> **Short exercise**: State how many lines hold the string "Phần". Give the number and nothing else.

> **Stored records**:
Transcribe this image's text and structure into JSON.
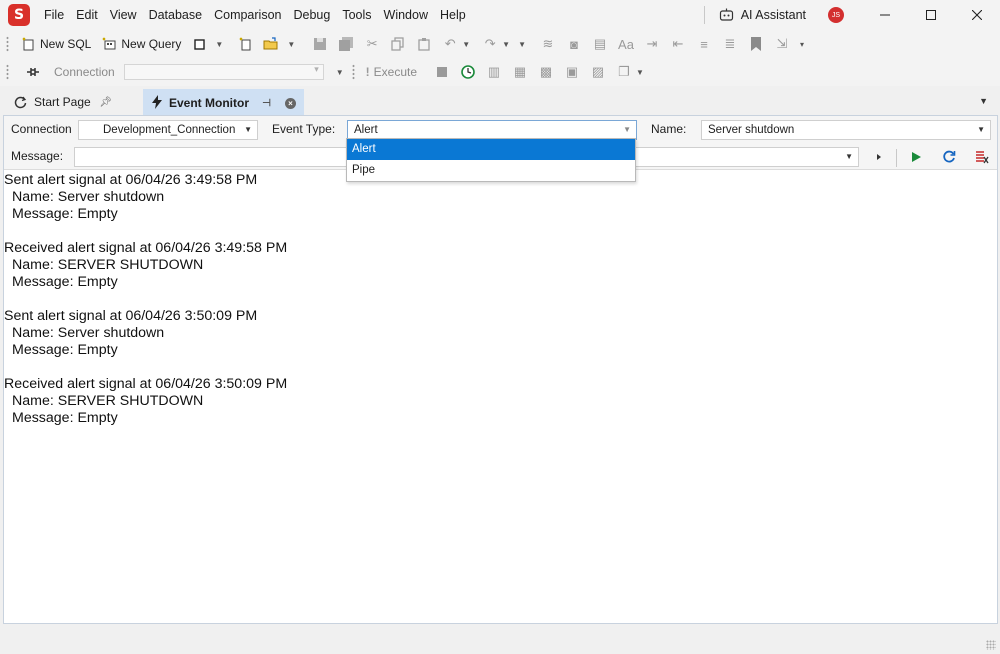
{
  "app": {
    "logo_letter": "S",
    "menu": [
      "File",
      "Edit",
      "View",
      "Database",
      "Comparison",
      "Debug",
      "Tools",
      "Window",
      "Help"
    ],
    "ai_assistant_label": "AI Assistant",
    "user_initials": "JS",
    "user_badge_color": "#d32f2f"
  },
  "toolbar1": {
    "new_sql": "New SQL",
    "new_query": "New Query"
  },
  "toolbar2": {
    "connection_label": "Connection",
    "execute_label": "Execute"
  },
  "tabs": [
    {
      "label": "Start Page",
      "icon": "start-page-icon",
      "active": false
    },
    {
      "label": "Event Monitor",
      "icon": "lightning-icon",
      "active": true
    }
  ],
  "monitor": {
    "connection_label": "Connection",
    "connection_value": "Development_Connection",
    "event_type_label": "Event Type:",
    "event_type_value": "Alert",
    "event_type_options": [
      "Alert",
      "Pipe"
    ],
    "event_type_selected_index": 0,
    "name_label": "Name:",
    "name_value": "Server shutdown",
    "message_label": "Message:",
    "message_value": ""
  },
  "log": [
    {
      "header": "Sent alert signal at 06/04/26 3:49:58 PM",
      "name": "Name: Server shutdown",
      "message": "Message: Empty"
    },
    {
      "header": "Received alert signal at 06/04/26 3:49:58 PM",
      "name": "Name: SERVER SHUTDOWN",
      "message": "Message: Empty"
    },
    {
      "header": "Sent alert signal at 06/04/26 3:50:09 PM",
      "name": "Name: Server shutdown",
      "message": "Message: Empty"
    },
    {
      "header": "Received alert signal at 06/04/26 3:50:09 PM",
      "name": "Name: SERVER SHUTDOWN",
      "message": "Message: Empty"
    }
  ],
  "colors": {
    "accent": "#0a78d4",
    "active_tab": "#cfe0f3",
    "logo": "#d9302a",
    "run_green": "#1a8a3a",
    "refresh_blue": "#1565c0",
    "clear_red": "#c62828"
  }
}
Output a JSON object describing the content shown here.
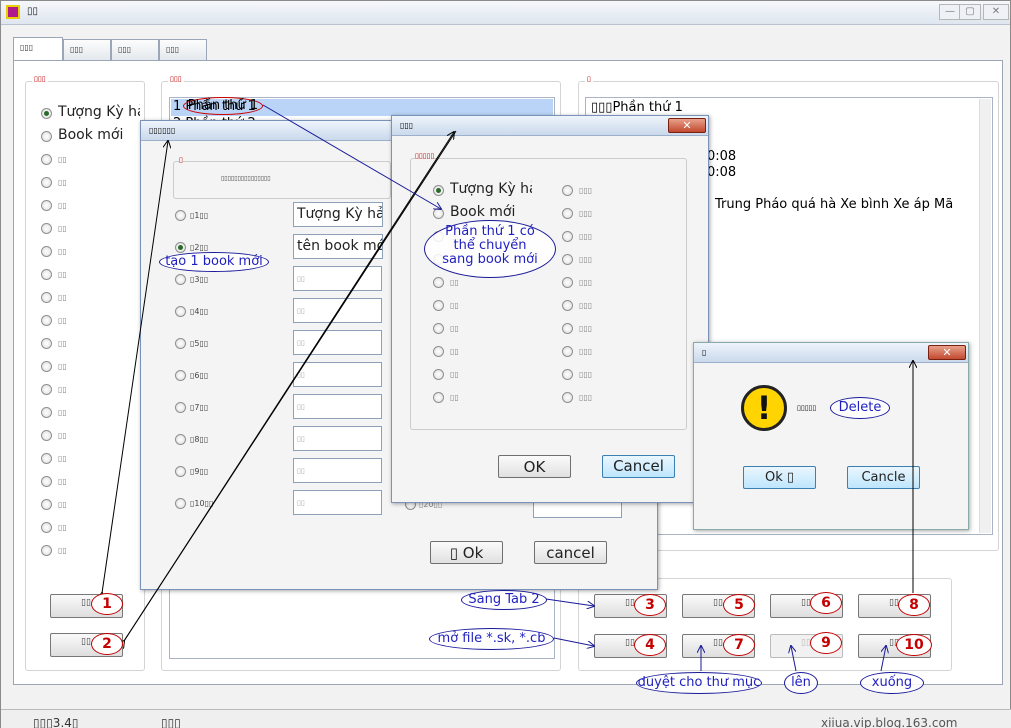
{
  "title": "▯▯",
  "tabs": [
    "▯▯▯",
    "▯▯▯",
    "▯▯▯",
    "▯▯▯"
  ],
  "g1": {
    "title": "▯▯▯",
    "items": [
      "Tượng Kỳ hả",
      "Book mới"
    ],
    "placeholder": "▯▯"
  },
  "g2": {
    "title": "▯▯▯",
    "list": [
      "1 Phần thứ 1",
      "2 Phần thứ 2"
    ]
  },
  "g3": {
    "title": "▯",
    "lines": [
      "▯▯▯Phần thứ 1",
      "0:08",
      "0:08",
      "Trung Pháo quá hà Xe bình Xe áp Mã"
    ]
  },
  "buttons": {
    "b": "▯▯"
  },
  "d1": {
    "title": "▯▯▯▯▯▯",
    "hint": "▯▯▯▯▯▯▯▯▯▯▯▯▯▯▯",
    "label": "▯",
    "rows": [
      "▯1▯▯",
      "▯2▯▯",
      "▯3▯▯",
      "▯4▯▯",
      "▯5▯▯",
      "▯6▯▯",
      "▯7▯▯",
      "▯8▯▯",
      "▯9▯▯",
      "▯10▯▯"
    ],
    "values": [
      "Tượng Kỳ hả",
      "tên book mới"
    ],
    "ph": "▯▯",
    "ok": "▯ Ok",
    "cancel": "cancel",
    "row20": "▯20▯▯"
  },
  "d2": {
    "title": "▯▯▯",
    "group": "▯▯▯▯▯",
    "items": [
      "Tượng Kỳ hả",
      "Book mới"
    ],
    "ph": "▯▯",
    "ph2": "▯▯▯",
    "ok": "OK",
    "cancel": "Cancel"
  },
  "d3": {
    "title": "▯",
    "msg": "▯▯▯▯▯",
    "delete": "Delete",
    "ok": "Ok ▯",
    "cancel": "Cancle",
    "x": "✕"
  },
  "annotations": {
    "tao": "tạo 1 book mới",
    "phan": "Phần thứ 1",
    "phan_full": "Phần thứ 1 có\nthể chuyển\nsang book mới",
    "sangtab": "Sang Tab 2",
    "mofile": "mở file *.sk, *.cb",
    "duyet": "duyệt cho thư mục",
    "len": "lên",
    "xuong": "xuống",
    "nums": [
      "1",
      "2",
      "3",
      "4",
      "5",
      "6",
      "7",
      "8",
      "9",
      "10"
    ]
  },
  "status": {
    "left": "▯▯▯3.4▯",
    "mid": "▯▯▯",
    "right": "xiiua.vip.blog.163.com"
  },
  "caption": {
    "min": "—",
    "max": "▢",
    "close": "✕"
  }
}
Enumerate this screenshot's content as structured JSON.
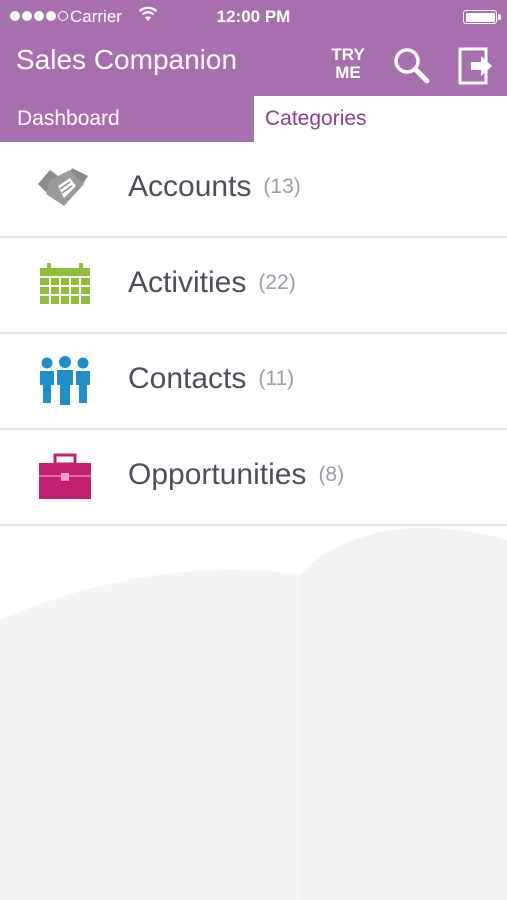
{
  "status_bar": {
    "carrier": "Carrier",
    "time": "12:00 PM"
  },
  "header": {
    "title": "Sales Companion",
    "try_me": "TRY ME",
    "search_icon": "search-icon",
    "logout_icon": "logout-icon",
    "background_color": "#a86fae"
  },
  "tabs": [
    {
      "label": "Dashboard",
      "selected": false
    },
    {
      "label": "Categories",
      "selected": true
    }
  ],
  "categories": [
    {
      "label": "Accounts",
      "count": "(13)",
      "icon": "handshake-icon",
      "color": "#8a8a8a"
    },
    {
      "label": "Activities",
      "count": "(22)",
      "icon": "calendar-icon",
      "color": "#8fbf3a"
    },
    {
      "label": "Contacts",
      "count": "(11)",
      "icon": "people-icon",
      "color": "#1f8fc6"
    },
    {
      "label": "Opportunities",
      "count": "(8)",
      "icon": "briefcase-icon",
      "color": "#c21f6e"
    }
  ]
}
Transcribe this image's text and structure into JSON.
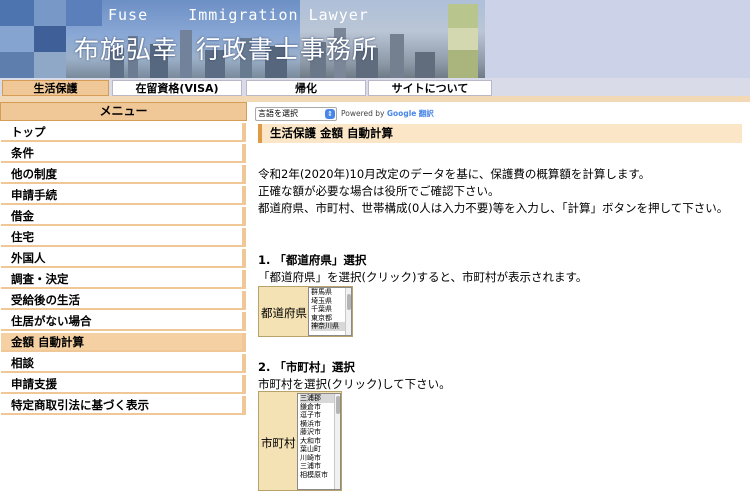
{
  "header": {
    "title_en": "Fuse    Immigration Lawyer",
    "title_ja": "布施弘幸  行政書士事務所"
  },
  "nav": {
    "tabs": [
      {
        "label": "生活保護",
        "active": true
      },
      {
        "label": "在留資格(VISA)",
        "active": false
      },
      {
        "label": "帰化",
        "active": false
      },
      {
        "label": "サイトについて",
        "active": false
      }
    ]
  },
  "sidebar": {
    "header": "メニュー",
    "items": [
      {
        "label": "トップ"
      },
      {
        "label": "条件"
      },
      {
        "label": "他の制度"
      },
      {
        "label": "申請手続"
      },
      {
        "label": "借金"
      },
      {
        "label": "住宅"
      },
      {
        "label": "外国人"
      },
      {
        "label": "調査・決定"
      },
      {
        "label": "受給後の生活"
      },
      {
        "label": "住居がない場合"
      },
      {
        "label": "金額 自動計算",
        "active": true
      },
      {
        "label": "相談"
      },
      {
        "label": "申請支援"
      },
      {
        "label": "特定商取引法に基づく表示"
      }
    ]
  },
  "translate": {
    "select_label": "言語を選択",
    "powered_by": "Powered by",
    "google": "Google",
    "translate": "翻訳"
  },
  "main": {
    "title": "生活保護 金額 自動計算",
    "intro": [
      "令和2年(2020年)10月改定のデータを基に、保護費の概算額を計算します。",
      "正確な額が必要な場合は役所でご確認下さい。",
      "都道府県、市町村、世帯構成(0人は入力不要)等を入力し、「計算」ボタンを押して下さい。"
    ],
    "section1": {
      "heading": "1. 「都道府県」選択",
      "instruction": "「都道府県」を選択(クリック)すると、市町村が表示されます。",
      "label": "都道府県",
      "options": [
        "群馬県",
        "埼玉県",
        "千葉県",
        "東京都",
        "神奈川県"
      ],
      "selected": "神奈川県"
    },
    "section2": {
      "heading": "2. 「市町村」選択",
      "instruction": "市町村を選択(クリック)して下さい。",
      "label": "市町村",
      "options": [
        "三浦郡",
        "鎌倉市",
        "逗子市",
        "横浜市",
        "藤沢市",
        "大和市",
        "葉山町",
        "川崎市",
        "三浦市",
        "相模原市"
      ],
      "selected": "三浦郡"
    }
  },
  "colors": {
    "accent": "#f0c796",
    "accent_border": "#d49c55",
    "title_bg": "#fbe7c8",
    "select_bg": "#f4e2b4"
  }
}
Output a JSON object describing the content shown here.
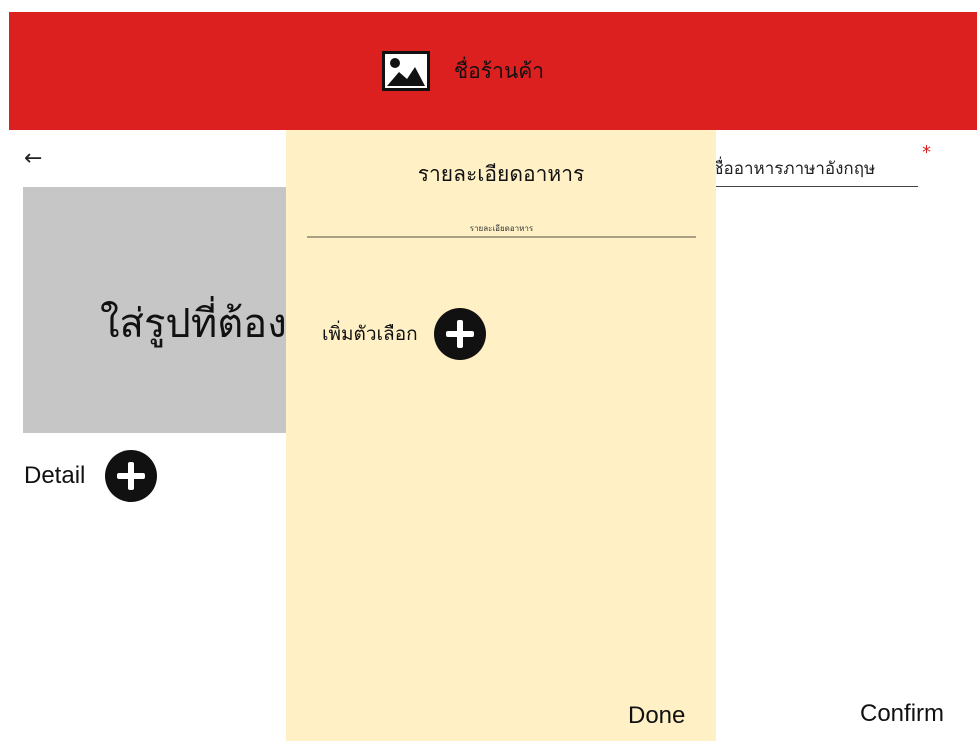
{
  "header": {
    "store_name": "ชื่อร้านค้า",
    "background_color": "#dc1f1f",
    "logo_icon": "image-icon"
  },
  "navigation": {
    "back_icon": "arrow-left-icon",
    "back_glyph": "←"
  },
  "product_form": {
    "image_placeholder_text": "ใส่รูปที่ต้องการ",
    "detail_label": "Detail",
    "detail_add_icon": "plus-circle-icon",
    "english_name_text": "ชื่ออาหารภาษาอังกฤษ",
    "required_mark": "*",
    "confirm_label": "Confirm"
  },
  "detail_modal": {
    "title": "รายละเอียดอาหาร",
    "input_text": "รายละเอียดอาหาร",
    "add_option_label": "เพิ่มตัวเลือก",
    "add_option_icon": "plus-circle-icon",
    "done_label": "Done",
    "background_color": "#fff0c6"
  }
}
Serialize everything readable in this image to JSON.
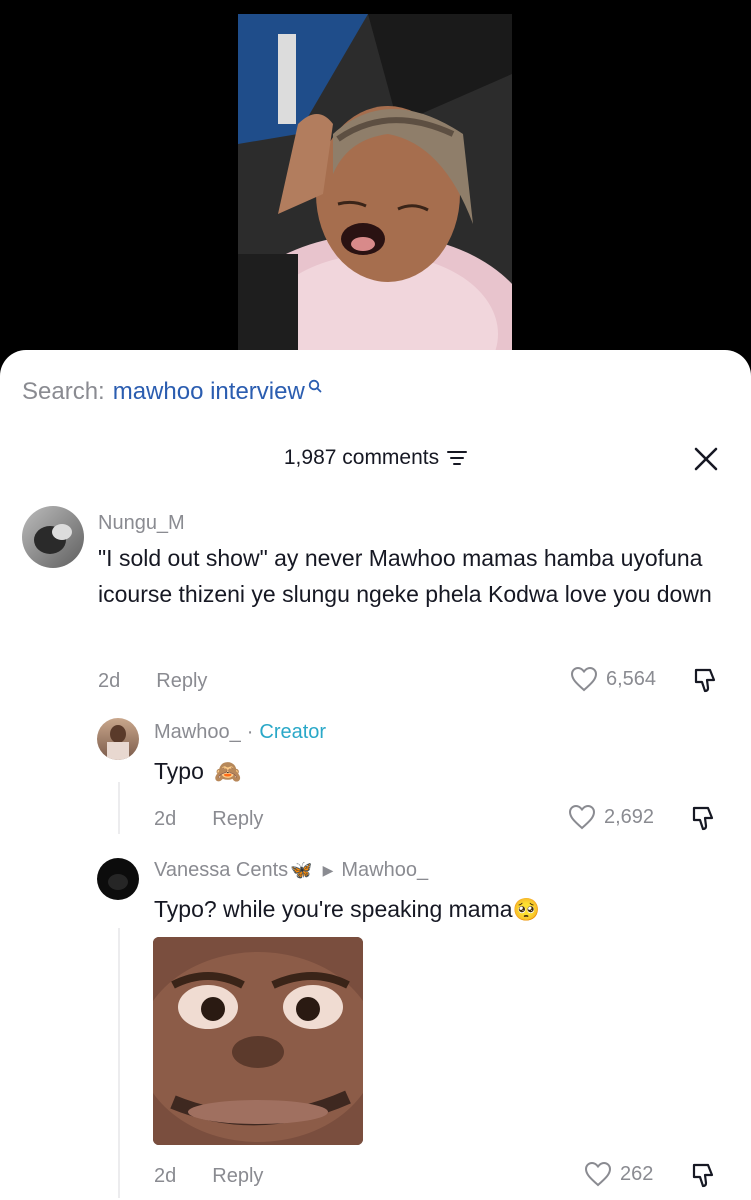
{
  "search": {
    "prefix": "Search:",
    "term": "mawhoo interview"
  },
  "comments_header": {
    "count_label": "1,987 comments"
  },
  "comments": [
    {
      "username": "Nungu_M",
      "text": "\"I sold out show\" ay never Mawhoo mamas hamba uyofuna icourse thizeni ye slungu ngeke phela Kodwa love you down",
      "age": "2d",
      "reply_label": "Reply",
      "likes": "6,564"
    },
    {
      "username": "Mawhoo_",
      "creator_tag": "Creator",
      "separator": "·",
      "text": "Typo",
      "emoji": "🙈",
      "age": "2d",
      "reply_label": "Reply",
      "likes": "2,692"
    },
    {
      "username": "Vanessa Cents",
      "username_emoji": "🦋",
      "reply_to": "Mawhoo_",
      "text": "Typo? while you're speaking mama",
      "emoji": "🥺",
      "age": "2d",
      "reply_label": "Reply",
      "likes": "262"
    }
  ],
  "icons": {
    "search": "search-icon",
    "filter": "filter-icon",
    "close": "close-icon",
    "like": "heart-icon",
    "dislike": "thumbs-down-icon",
    "reply_arrow": "triangle-right-icon"
  },
  "colors": {
    "background": "#000000",
    "sheet": "#ffffff",
    "search_term": "#2b5db0",
    "creator_tag": "#2aa8c8",
    "muted": "#8a8b91",
    "text": "#161823"
  }
}
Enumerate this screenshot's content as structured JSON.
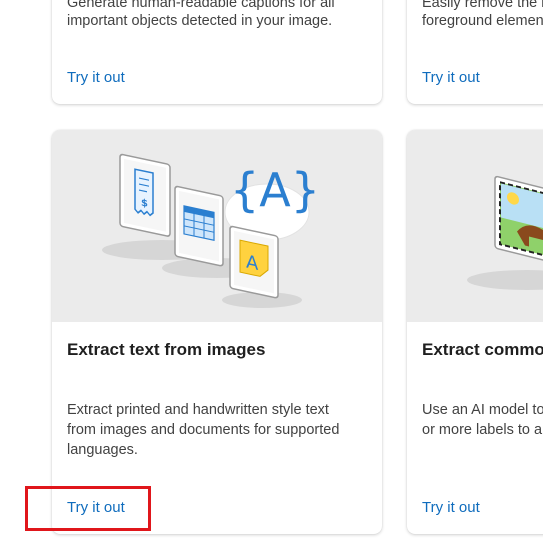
{
  "cards": {
    "top_left": {
      "desc_line1": "Generate human-readable captions for all",
      "desc_line2": "important objects detected in your image.",
      "link": "Try it out"
    },
    "top_right": {
      "desc_line1": "Easily remove the b",
      "desc_line2": "foreground elemen",
      "link": "Try it out"
    },
    "ocr": {
      "title": "Extract text from images",
      "desc_line1": "Extract printed and handwritten style text",
      "desc_line2": "from images and documents for supported",
      "desc_line3": "languages.",
      "link": "Try it out",
      "illustration_glyph": "{A}",
      "note_glyph": "A"
    },
    "labels": {
      "title": "Extract common",
      "desc_line1": "Use an AI model to",
      "desc_line2": "or more labels to a",
      "link": "Try it out"
    }
  },
  "colors": {
    "link": "#0f6cbd",
    "highlight": "#e0161b",
    "thumb_bg": "#ebebeb"
  }
}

> **Solved exercise**: 5